▶ **Stated goal**
For each line that holds "color", copy the line out.

BEGIN

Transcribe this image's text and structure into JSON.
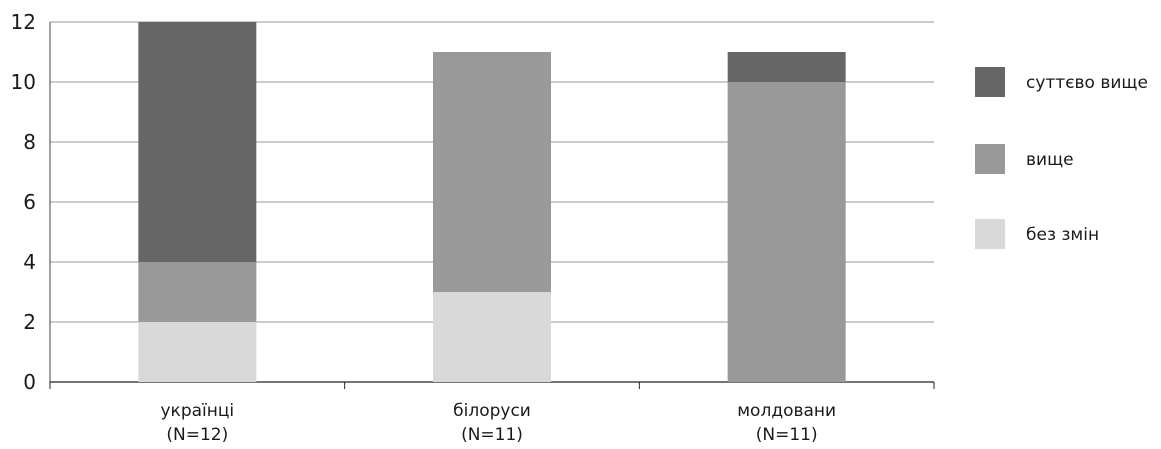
{
  "chart_data": {
    "type": "bar",
    "stacked": true,
    "categories": [
      [
        "українці",
        "(N=12)"
      ],
      [
        "білоруси",
        "(N=11)"
      ],
      [
        "молдовани",
        "(N=11)"
      ]
    ],
    "series": [
      {
        "name": "без змін",
        "color": "#d9d9d9",
        "values": [
          2,
          3,
          0
        ]
      },
      {
        "name": "вище",
        "color": "#999999",
        "values": [
          2,
          8,
          10
        ]
      },
      {
        "name": "суттєво вище",
        "color": "#666666",
        "values": [
          8,
          0,
          1
        ]
      }
    ],
    "legend_order": [
      "суттєво вище",
      "вище",
      "без змін"
    ],
    "ylim": [
      0,
      12
    ],
    "yticks": [
      0,
      2,
      4,
      6,
      8,
      10,
      12
    ],
    "grid": true,
    "legend_position": "right",
    "title": "",
    "xlabel": "",
    "ylabel": ""
  }
}
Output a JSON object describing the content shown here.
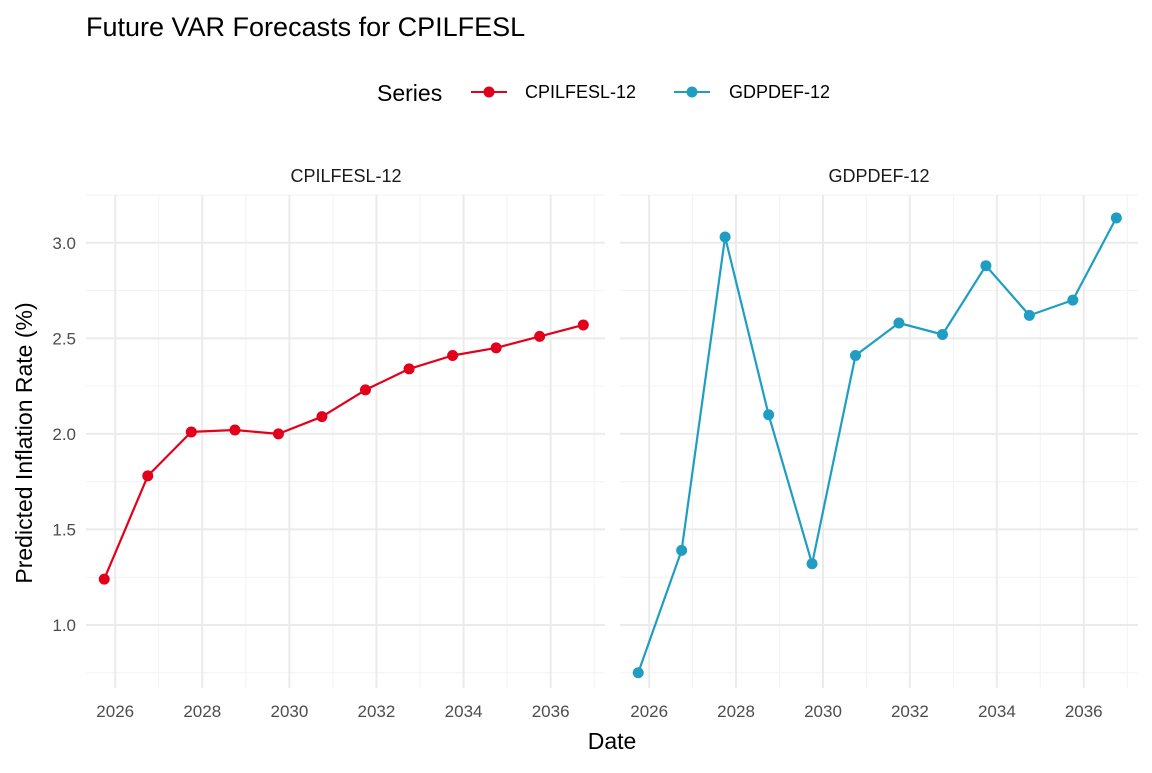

END

▶ **Task answer**
        "color": "#d9d9d9",
        "color": "#999999",
        "color": "#666666",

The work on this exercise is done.